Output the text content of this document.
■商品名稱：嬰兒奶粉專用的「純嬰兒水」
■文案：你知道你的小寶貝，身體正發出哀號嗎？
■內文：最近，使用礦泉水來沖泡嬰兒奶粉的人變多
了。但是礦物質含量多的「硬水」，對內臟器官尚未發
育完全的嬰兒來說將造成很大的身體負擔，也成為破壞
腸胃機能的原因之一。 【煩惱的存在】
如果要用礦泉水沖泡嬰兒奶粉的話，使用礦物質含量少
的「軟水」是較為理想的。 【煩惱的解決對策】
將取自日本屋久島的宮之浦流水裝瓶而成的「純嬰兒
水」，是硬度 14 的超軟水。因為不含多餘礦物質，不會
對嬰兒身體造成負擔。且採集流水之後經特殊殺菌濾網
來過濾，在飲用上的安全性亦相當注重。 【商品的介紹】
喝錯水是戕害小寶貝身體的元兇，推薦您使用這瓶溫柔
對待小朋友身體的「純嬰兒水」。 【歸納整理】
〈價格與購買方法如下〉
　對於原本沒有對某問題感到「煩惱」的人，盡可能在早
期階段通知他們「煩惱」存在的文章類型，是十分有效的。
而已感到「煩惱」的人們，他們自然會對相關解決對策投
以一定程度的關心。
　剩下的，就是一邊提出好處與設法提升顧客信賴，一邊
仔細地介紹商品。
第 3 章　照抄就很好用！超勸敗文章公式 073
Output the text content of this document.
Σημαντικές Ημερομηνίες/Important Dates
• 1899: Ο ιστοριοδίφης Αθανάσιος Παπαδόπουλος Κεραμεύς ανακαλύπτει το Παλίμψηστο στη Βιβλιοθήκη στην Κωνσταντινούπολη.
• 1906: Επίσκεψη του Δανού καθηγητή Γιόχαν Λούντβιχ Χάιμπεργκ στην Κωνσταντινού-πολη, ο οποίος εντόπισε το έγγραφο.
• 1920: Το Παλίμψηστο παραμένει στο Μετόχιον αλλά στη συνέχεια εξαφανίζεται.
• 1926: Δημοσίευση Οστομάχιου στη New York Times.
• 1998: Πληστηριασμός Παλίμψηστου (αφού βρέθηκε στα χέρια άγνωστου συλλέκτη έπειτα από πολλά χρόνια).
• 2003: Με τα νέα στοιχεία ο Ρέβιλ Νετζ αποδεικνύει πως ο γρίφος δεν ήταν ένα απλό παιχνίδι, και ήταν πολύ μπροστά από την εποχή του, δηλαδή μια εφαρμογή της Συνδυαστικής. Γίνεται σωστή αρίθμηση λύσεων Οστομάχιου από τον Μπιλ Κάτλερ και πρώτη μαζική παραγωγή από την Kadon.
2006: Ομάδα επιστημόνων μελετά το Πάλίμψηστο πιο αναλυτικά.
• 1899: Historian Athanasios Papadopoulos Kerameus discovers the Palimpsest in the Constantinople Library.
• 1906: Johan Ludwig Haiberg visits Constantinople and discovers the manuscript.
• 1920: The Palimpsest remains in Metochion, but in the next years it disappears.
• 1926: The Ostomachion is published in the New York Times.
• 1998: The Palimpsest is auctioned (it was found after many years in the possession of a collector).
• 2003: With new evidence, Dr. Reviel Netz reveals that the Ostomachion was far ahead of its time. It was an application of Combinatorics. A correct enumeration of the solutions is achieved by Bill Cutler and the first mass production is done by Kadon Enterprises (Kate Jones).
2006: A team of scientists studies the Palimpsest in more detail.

[The request]
Every line of the material must be returned exactly as it appears.

[Reply]
Output the text content of this document.
■商品名稱：嬰兒奶粉專用的「純嬰兒水」
■文案：你知道你的小寶貝，身體正發出哀號嗎？
■內文：最近，使用礦泉水來沖泡嬰兒奶粉的人變多
了。但是礦物質含量多的「硬水」，對內臟器官尚未發
育完全的嬰兒來說將造成很大的身體負擔，也成為破壞
腸胃機能的原因之一。 【煩惱的存在】
如果要用礦泉水沖泡嬰兒奶粉的話，使用礦物質含量少
的「軟水」是較為理想的。 【煩惱的解決對策】
將取自日本屋久島的宮之浦流水裝瓶而成的「純嬰兒
水」，是硬度 14 的超軟水。因為不含多餘礦物質，不會
對嬰兒身體造成負擔。且採集流水之後經特殊殺菌濾網
來過濾，在飲用上的安全性亦相當注重。 【商品的介紹】
喝錯水是戕害小寶貝身體的元兇，推薦您使用這瓶溫柔
對待小朋友身體的「純嬰兒水」。 【歸納整理】
〈價格與購買方法如下〉
　對於原本沒有對某問題感到「煩惱」的人，盡可能在早
期階段通知他們「煩惱」存在的文章類型，是十分有效的。
而已感到「煩惱」的人們，他們自然會對相關解決對策投
以一定程度的關心。
　剩下的，就是一邊提出好處與設法提升顧客信賴，一邊
仔細地介紹商品。
第 3 章　照抄就很好用！超勸敗文章公式 073
Output the text content of this document.
Σημαντικές Ημερομηνίες/Important Dates
• 1899: Ο ιστοριοδίφης Αθανάσιος Παπαδόπουλος Κεραμεύς ανακαλύπτει το Παλίμψηστο στη Βιβλιοθήκη στην Κωνσταντινούπολη.
• 1906: Επίσκεψη του Δανού καθηγητή Γιόχαν Λούντβιχ Χάιμπεργκ στην Κωνσταντινού-πολη, ο οποίος εντόπισε το έγγραφο.
• 1920: Το Παλίμψηστο παραμένει στο Μετόχιον αλλά στη συνέχεια εξαφανίζεται.
• 1926: Δημοσίευση Οστομάχιου στη New York Times.
• 1998: Πληστηριασμός Παλίμψηστου (αφού βρέθηκε στα χέρια άγνωστου συλλέκτη έπειτα από πολλά χρόνια).
• 2003: Με τα νέα στοιχεία ο Ρέβιλ Νετζ αποδεικνύει πως ο γρίφος δεν ήταν ένα απλό παιχνίδι, και ήταν πολύ μπροστά από την εποχή του, δηλαδή μια εφαρμογή της Συνδυαστικής. Γίνεται σωστή αρίθμηση λύσεων Οστομάχιου από τον Μπιλ Κάτλερ και πρώτη μαζική παραγωγή από την Kadon.
2006: Ομάδα επιστημόνων μελετά το Πάλίμψηστο πιο αναλυτικά.
• 1899: Historian Athanasios Papadopoulos Kerameus discovers the Palimpsest in the Constantinople Library.
• 1906: Johan Ludwig Haiberg visits Constantinople and discovers the manuscript.
• 1920: The Palimpsest remains in Metochion, but in the next years it disappears.
• 1926: The Ostomachion is published in the New York Times.
• 1998: The Palimpsest is auctioned (it was found after many years in the possession of a collector).
• 2003: With new evidence, Dr. Reviel Netz reveals that the Ostomachion was far ahead of its time. It was an application of Combinatorics. A correct enumeration of the solutions is achieved by Bill Cutler and the first mass production is done by Kadon Enterprises (Kate Jones).
2006: A team of scientists studies the Palimpsest in more detail.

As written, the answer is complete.